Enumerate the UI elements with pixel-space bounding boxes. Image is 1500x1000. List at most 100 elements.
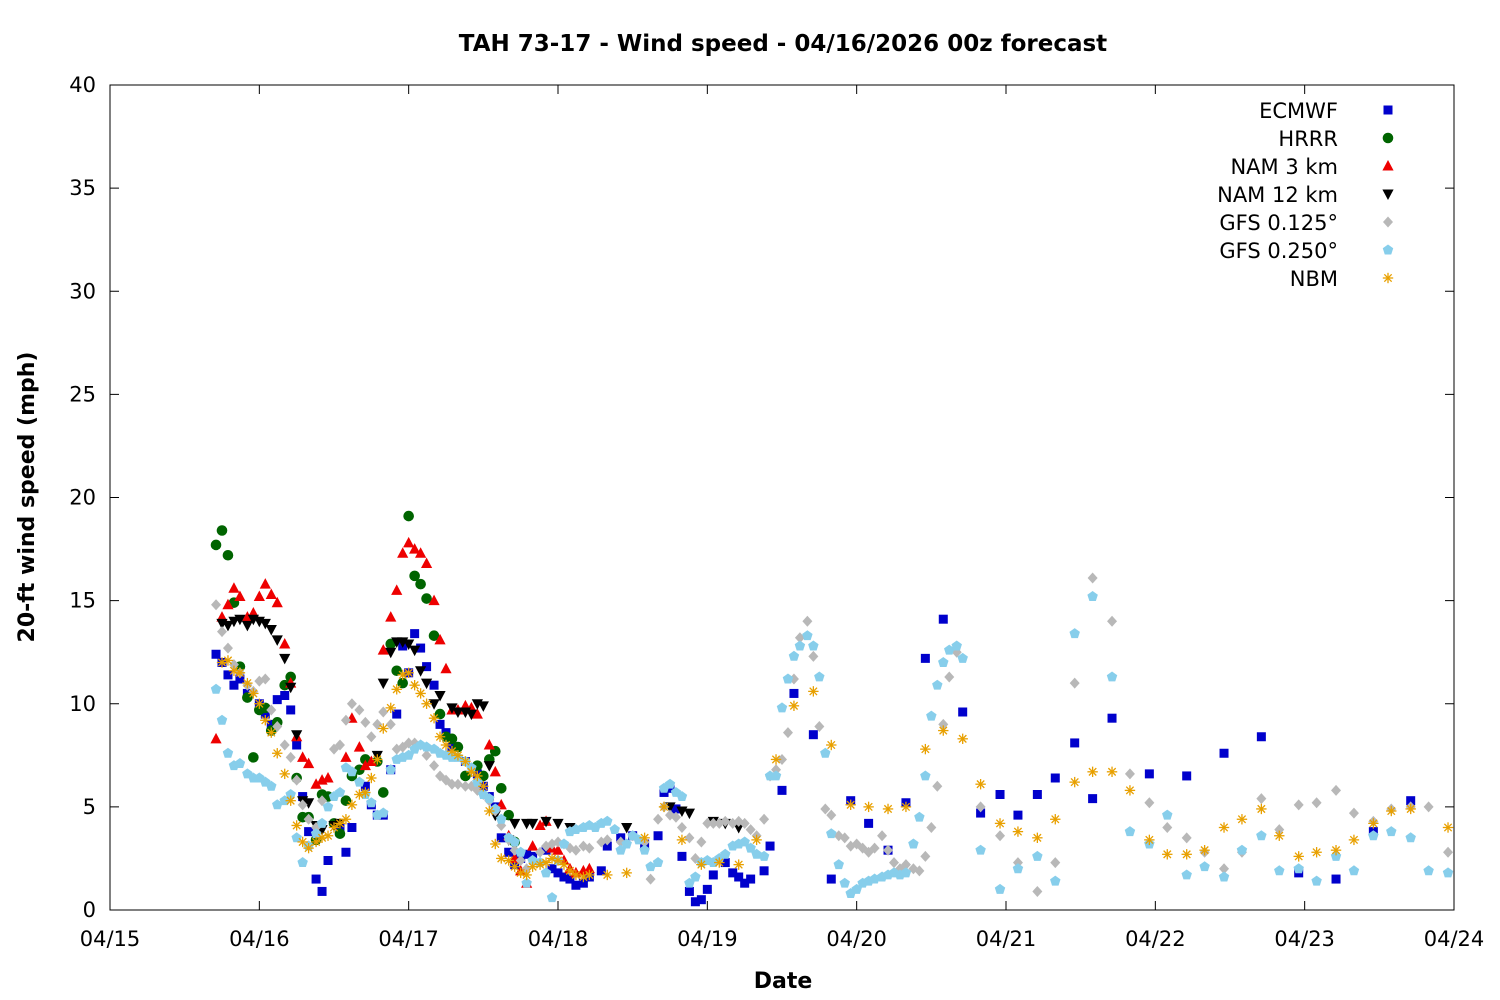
data-point-nbm [490,838,501,850]
data-point-gfs-0-250 [1405,832,1416,843]
data-point-nbm [1032,832,1043,844]
data-point-nam-12-km [265,625,277,636]
legend-marker [1383,216,1393,228]
data-point-nam-3-km [310,778,322,789]
data-point-nbm [415,688,426,699]
data-point-ecmwf [728,868,738,878]
data-point-ecmwf [229,680,239,690]
data-point-gfs-0-125 [708,817,719,829]
legend-marker [1382,160,1394,171]
data-point-nam-12-km [434,691,446,702]
data-point-nbm [1405,803,1416,815]
data-point-ecmwf [1219,748,1229,758]
data-point-ecmwf [789,688,799,698]
data-point-gfs-0-250 [558,838,570,849]
data-point-gfs-0-250 [322,801,334,812]
data-point-nbm [527,861,538,872]
data-point-hrrr [377,787,389,798]
y-tick-label: 0 [83,898,96,922]
data-point-nbm [1442,822,1454,833]
data-point-nbm [428,712,440,724]
data-point-nbm [346,799,358,811]
data-point-gfs-0-125 [820,803,831,815]
x-tick-label: 04/17 [378,927,439,951]
data-point-gfs-0-250 [826,828,837,839]
data-point-ecmwf [323,856,333,865]
x-tick-label: 04/22 [1125,927,1186,951]
data-point-ecmwf [684,886,694,896]
data-point-gfs-0-125 [653,813,664,825]
data-point-ecmwf [864,818,874,828]
series-gfs-0-125 [211,572,1454,897]
legend-label: GFS 0.250° [1219,239,1338,263]
data-point-hrrr [242,692,253,703]
data-point-nbm [1386,805,1397,817]
y-tick-label: 5 [83,795,96,819]
data-point-nbm [260,715,271,726]
y-tick-label: 15 [69,589,96,613]
data-point-gfs-0-250 [639,844,650,855]
data-point-ecmwf [808,730,818,740]
data-point-gfs-0-250 [770,770,782,781]
data-point-gfs-0-250 [652,857,664,868]
data-point-gfs-0-125 [1293,799,1304,811]
data-point-hrrr [434,708,446,720]
data-point-nam-12-km [409,645,421,657]
x-tick-label: 04/23 [1274,927,1335,951]
legend-marker [1382,244,1394,255]
data-point-nbm [882,803,894,815]
data-point-nbm [751,834,762,846]
data-point-nam-12-km [291,730,303,741]
data-point-nam-3-km [259,578,271,589]
data-point-gfs-0-125 [360,716,371,728]
data-point-nbm [452,750,464,761]
data-point-nam-3-km [271,596,283,608]
data-point-gfs-0-125 [782,727,793,739]
data-point-ecmwf [826,874,836,884]
y-tick-label: 35 [69,176,96,200]
data-point-nbm [234,667,246,679]
data-point-nam-12-km [241,620,253,632]
data-point-gfs-0-250 [527,855,538,865]
data-point-ecmwf [266,719,276,729]
data-point-gfs-0-125 [1348,807,1359,819]
data-point-gfs-0-125 [1423,801,1434,813]
data-point-nam-12-km [285,682,297,694]
data-point-nbm [826,739,837,751]
y-tick-label: 20 [69,486,96,510]
data-point-gfs-0-250 [291,832,302,843]
data-point-gfs-0-250 [1256,830,1267,841]
data-point-nam-3-km [409,543,421,554]
data-point-nam-3-km [552,844,564,855]
x-tick-label: 04/20 [826,927,887,951]
data-point-nam-12-km [222,620,234,632]
x-tick-label: 04/18 [528,927,589,951]
data-point-gfs-0-250 [1069,628,1080,639]
data-point-nam-3-km [440,662,452,674]
data-point-ecmwf [677,851,687,861]
data-point-gfs-0-125 [759,813,770,825]
data-point-gfs-0-125 [900,859,911,871]
data-point-ecmwf [304,827,314,837]
data-point-gfs-0-125 [926,822,937,833]
data-point-nam-3-km [353,741,365,752]
data-point-hrrr [415,578,426,590]
data-point-ecmwf [734,872,744,882]
data-point-nam-3-km [385,611,397,622]
data-point-gfs-0-250 [1274,865,1285,876]
data-point-ecmwf [1182,771,1192,781]
data-point-nbm [472,770,483,782]
data-point-ecmwf [578,878,588,888]
data-point-ecmwf [504,847,514,857]
data-point-nbm [385,702,396,714]
data-point-gfs-0-250 [216,714,228,725]
data-point-gfs-0-250 [994,883,1006,894]
data-point-nbm [360,787,371,798]
data-point-gfs-0-250 [496,813,507,824]
data-point-ecmwf [392,709,402,719]
data-point-gfs-0-250 [310,828,322,839]
data-point-nam-12-km [385,647,397,659]
data-point-ecmwf [553,868,563,878]
data-point-gfs-0-125 [938,718,949,730]
data-point-nbm [584,869,595,881]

━━━━━━━━━━━━━━━━━━━━

### Task directions
Extract every line of text from the items above, word for word and unchanged, and leave the pictures out.

### Response
Enumerate the UI elements with pixel-space bounding boxes. Image is 1500x1000. List at most 100 elements.
data-point-nbm [490,838,501,850]
data-point-gfs-0-250 [1405,832,1416,843]
data-point-nbm [1032,832,1043,844]
data-point-nam-12-km [265,625,277,636]
legend-marker [1383,216,1393,228]
data-point-nam-3-km [310,778,322,789]
data-point-nbm [415,688,426,699]
data-point-ecmwf [728,868,738,878]
data-point-ecmwf [229,680,239,690]
data-point-gfs-0-125 [708,817,719,829]
legend-marker [1382,160,1394,171]
data-point-nam-12-km [434,691,446,702]
data-point-nbm [1405,803,1416,815]
data-point-ecmwf [1219,748,1229,758]
data-point-ecmwf [789,688,799,698]
data-point-gfs-0-250 [558,838,570,849]
data-point-gfs-0-250 [322,801,334,812]
data-point-nbm [527,861,538,872]
data-point-hrrr [377,787,389,798]
y-tick-label: 0 [83,898,96,922]
data-point-nbm [1442,822,1454,833]
data-point-nbm [428,712,440,724]
data-point-nbm [346,799,358,811]
data-point-gfs-0-125 [820,803,831,815]
x-tick-label: 04/17 [378,927,439,951]
data-point-gfs-0-250 [826,828,837,839]
data-point-ecmwf [323,856,333,865]
x-tick-label: 04/22 [1125,927,1186,951]
data-point-ecmwf [684,886,694,896]
data-point-gfs-0-125 [653,813,664,825]
data-point-ecmwf [864,818,874,828]
series-gfs-0-125 [211,572,1454,897]
legend-label: GFS 0.250° [1219,239,1338,263]
data-point-hrrr [242,692,253,703]
data-point-nbm [1386,805,1397,817]
y-tick-label: 5 [83,795,96,819]
data-point-nbm [260,715,271,726]
y-tick-label: 15 [69,589,96,613]
data-point-gfs-0-250 [639,844,650,855]
data-point-ecmwf [808,730,818,740]
data-point-gfs-0-250 [770,770,782,781]
data-point-gfs-0-250 [652,857,664,868]
data-point-gfs-0-125 [1293,799,1304,811]
data-point-hrrr [434,708,446,720]
data-point-nam-12-km [409,645,421,657]
x-tick-label: 04/23 [1274,927,1335,951]
legend-marker [1382,244,1394,255]
data-point-nbm [882,803,894,815]
data-point-nbm [751,834,762,846]
data-point-nam-12-km [291,730,303,741]
data-point-nam-3-km [259,578,271,589]
data-point-gfs-0-125 [360,716,371,728]
data-point-nbm [452,750,464,761]
data-point-nam-3-km [271,596,283,608]
data-point-gfs-0-125 [782,727,793,739]
data-point-ecmwf [826,874,836,884]
y-tick-label: 35 [69,176,96,200]
data-point-nbm [234,667,246,679]
data-point-nam-12-km [241,620,253,632]
data-point-gfs-0-250 [527,855,538,865]
data-point-ecmwf [266,719,276,729]
data-point-gfs-0-125 [1348,807,1359,819]
data-point-gfs-0-125 [1423,801,1434,813]
data-point-nam-12-km [285,682,297,694]
data-point-nbm [826,739,837,751]
y-tick-label: 20 [69,486,96,510]
data-point-gfs-0-250 [291,832,302,843]
data-point-gfs-0-250 [1256,830,1267,841]
data-point-nam-3-km [409,543,421,554]
data-point-nam-3-km [552,844,564,855]
x-tick-label: 04/20 [826,927,887,951]
data-point-nam-12-km [222,620,234,632]
x-tick-label: 04/18 [528,927,589,951]
data-point-gfs-0-250 [1069,628,1080,639]
data-point-nam-3-km [440,662,452,674]
data-point-ecmwf [677,851,687,861]
data-point-gfs-0-125 [759,813,770,825]
data-point-gfs-0-125 [900,859,911,871]
data-point-ecmwf [304,827,314,837]
data-point-gfs-0-125 [926,822,937,833]
data-point-nam-3-km [353,741,365,752]
data-point-hrrr [415,578,426,590]
data-point-ecmwf [734,872,744,882]
data-point-nam-3-km [385,611,397,622]
data-point-gfs-0-250 [1274,865,1285,876]
data-point-ecmwf [1182,771,1192,781]
data-point-nbm [472,770,483,782]
data-point-ecmwf [578,878,588,888]
data-point-ecmwf [504,847,514,857]
data-point-nbm [385,702,396,714]
data-point-gfs-0-250 [216,714,228,725]
data-point-gfs-0-250 [994,883,1006,894]
data-point-nbm [360,787,371,798]
data-point-gfs-0-250 [496,813,507,824]
data-point-ecmwf [392,709,402,719]
data-point-gfs-0-250 [310,828,322,839]
data-point-nam-12-km [385,647,397,659]
data-point-ecmwf [553,868,563,878]
data-point-gfs-0-125 [938,718,949,730]
data-point-nbm [584,869,595,881]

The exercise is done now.